→ **TASK TO CARRY OUT**: Keeping every character in place, output all the data.

→ **AVAILABLE DATA**:

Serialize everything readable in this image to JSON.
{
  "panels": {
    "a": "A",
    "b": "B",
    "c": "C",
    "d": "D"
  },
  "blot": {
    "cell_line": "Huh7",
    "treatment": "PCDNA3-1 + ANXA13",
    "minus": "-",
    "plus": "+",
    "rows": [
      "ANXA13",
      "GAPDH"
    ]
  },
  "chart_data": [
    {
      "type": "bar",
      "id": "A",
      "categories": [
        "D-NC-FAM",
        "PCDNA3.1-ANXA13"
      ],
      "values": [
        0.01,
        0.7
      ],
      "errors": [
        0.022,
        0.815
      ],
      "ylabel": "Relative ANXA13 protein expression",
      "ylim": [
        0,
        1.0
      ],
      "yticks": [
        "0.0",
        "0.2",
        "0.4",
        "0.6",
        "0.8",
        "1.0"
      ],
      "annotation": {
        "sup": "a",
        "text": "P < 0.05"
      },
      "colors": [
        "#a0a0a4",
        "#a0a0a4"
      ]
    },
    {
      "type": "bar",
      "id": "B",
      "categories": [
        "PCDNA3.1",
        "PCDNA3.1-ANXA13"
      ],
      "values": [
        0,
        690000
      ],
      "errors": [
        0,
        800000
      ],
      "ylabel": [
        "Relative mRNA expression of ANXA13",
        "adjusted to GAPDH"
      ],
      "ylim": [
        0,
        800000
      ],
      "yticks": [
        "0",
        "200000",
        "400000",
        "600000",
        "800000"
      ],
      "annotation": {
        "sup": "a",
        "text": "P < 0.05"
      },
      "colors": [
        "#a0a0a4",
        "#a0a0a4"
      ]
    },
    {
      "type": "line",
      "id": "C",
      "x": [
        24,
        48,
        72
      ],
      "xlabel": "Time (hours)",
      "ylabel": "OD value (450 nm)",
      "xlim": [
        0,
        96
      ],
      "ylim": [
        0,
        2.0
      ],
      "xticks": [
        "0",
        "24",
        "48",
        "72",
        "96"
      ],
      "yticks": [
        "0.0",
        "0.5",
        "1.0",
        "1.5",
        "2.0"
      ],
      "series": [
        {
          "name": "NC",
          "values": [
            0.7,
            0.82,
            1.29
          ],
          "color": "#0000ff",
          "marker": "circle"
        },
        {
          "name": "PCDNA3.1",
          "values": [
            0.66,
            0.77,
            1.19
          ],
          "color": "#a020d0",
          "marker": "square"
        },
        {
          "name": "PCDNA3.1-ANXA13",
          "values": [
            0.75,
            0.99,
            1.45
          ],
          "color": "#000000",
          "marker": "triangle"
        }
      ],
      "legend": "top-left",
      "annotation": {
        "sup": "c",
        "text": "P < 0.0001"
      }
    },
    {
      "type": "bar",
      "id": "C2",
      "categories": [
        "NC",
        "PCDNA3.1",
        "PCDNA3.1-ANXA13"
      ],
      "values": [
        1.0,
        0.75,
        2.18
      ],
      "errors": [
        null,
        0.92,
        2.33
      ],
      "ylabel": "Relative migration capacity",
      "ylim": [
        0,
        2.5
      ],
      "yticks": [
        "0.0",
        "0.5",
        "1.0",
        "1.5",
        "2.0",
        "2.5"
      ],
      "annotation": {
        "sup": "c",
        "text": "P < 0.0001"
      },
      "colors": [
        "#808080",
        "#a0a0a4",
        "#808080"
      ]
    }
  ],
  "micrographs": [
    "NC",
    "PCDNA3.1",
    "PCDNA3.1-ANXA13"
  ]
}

→ **EXERCISE RESULT**:
Serialize everything readable in this image to JSON.
{
  "panels": {
    "a": "A",
    "b": "B",
    "c": "C",
    "d": "D"
  },
  "blot": {
    "cell_line": "Huh7",
    "treatment": "PCDNA3-1 + ANXA13",
    "minus": "-",
    "plus": "+",
    "rows": [
      "ANXA13",
      "GAPDH"
    ]
  },
  "chart_data": [
    {
      "type": "bar",
      "id": "A",
      "categories": [
        "D-NC-FAM",
        "PCDNA3.1-ANXA13"
      ],
      "values": [
        0.01,
        0.7
      ],
      "errors": [
        0.022,
        0.815
      ],
      "ylabel": "Relative ANXA13 protein expression",
      "ylim": [
        0,
        1.0
      ],
      "yticks": [
        "0.0",
        "0.2",
        "0.4",
        "0.6",
        "0.8",
        "1.0"
      ],
      "annotation": {
        "sup": "a",
        "text": "P < 0.05"
      },
      "colors": [
        "#a0a0a4",
        "#a0a0a4"
      ]
    },
    {
      "type": "bar",
      "id": "B",
      "categories": [
        "PCDNA3.1",
        "PCDNA3.1-ANXA13"
      ],
      "values": [
        0,
        690000
      ],
      "errors": [
        0,
        800000
      ],
      "ylabel": [
        "Relative mRNA expression of ANXA13",
        "adjusted to GAPDH"
      ],
      "ylim": [
        0,
        800000
      ],
      "yticks": [
        "0",
        "200000",
        "400000",
        "600000",
        "800000"
      ],
      "annotation": {
        "sup": "a",
        "text": "P < 0.05"
      },
      "colors": [
        "#a0a0a4",
        "#a0a0a4"
      ]
    },
    {
      "type": "line",
      "id": "C",
      "x": [
        24,
        48,
        72
      ],
      "xlabel": "Time (hours)",
      "ylabel": "OD value (450 nm)",
      "xlim": [
        0,
        96
      ],
      "ylim": [
        0,
        2.0
      ],
      "xticks": [
        "0",
        "24",
        "48",
        "72",
        "96"
      ],
      "yticks": [
        "0.0",
        "0.5",
        "1.0",
        "1.5",
        "2.0"
      ],
      "series": [
        {
          "name": "NC",
          "values": [
            0.7,
            0.82,
            1.29
          ],
          "color": "#0000ff",
          "marker": "circle"
        },
        {
          "name": "PCDNA3.1",
          "values": [
            0.66,
            0.77,
            1.19
          ],
          "color": "#a020d0",
          "marker": "square"
        },
        {
          "name": "PCDNA3.1-ANXA13",
          "values": [
            0.75,
            0.99,
            1.45
          ],
          "color": "#000000",
          "marker": "triangle"
        }
      ],
      "legend": "top-left",
      "annotation": {
        "sup": "c",
        "text": "P < 0.0001"
      }
    },
    {
      "type": "bar",
      "id": "C2",
      "categories": [
        "NC",
        "PCDNA3.1",
        "PCDNA3.1-ANXA13"
      ],
      "values": [
        1.0,
        0.75,
        2.18
      ],
      "errors": [
        null,
        0.92,
        2.33
      ],
      "ylabel": "Relative migration capacity",
      "ylim": [
        0,
        2.5
      ],
      "yticks": [
        "0.0",
        "0.5",
        "1.0",
        "1.5",
        "2.0",
        "2.5"
      ],
      "annotation": {
        "sup": "c",
        "text": "P < 0.0001"
      },
      "colors": [
        "#808080",
        "#a0a0a4",
        "#808080"
      ]
    }
  ],
  "micrographs": [
    "NC",
    "PCDNA3.1",
    "PCDNA3.1-ANXA13"
  ]
}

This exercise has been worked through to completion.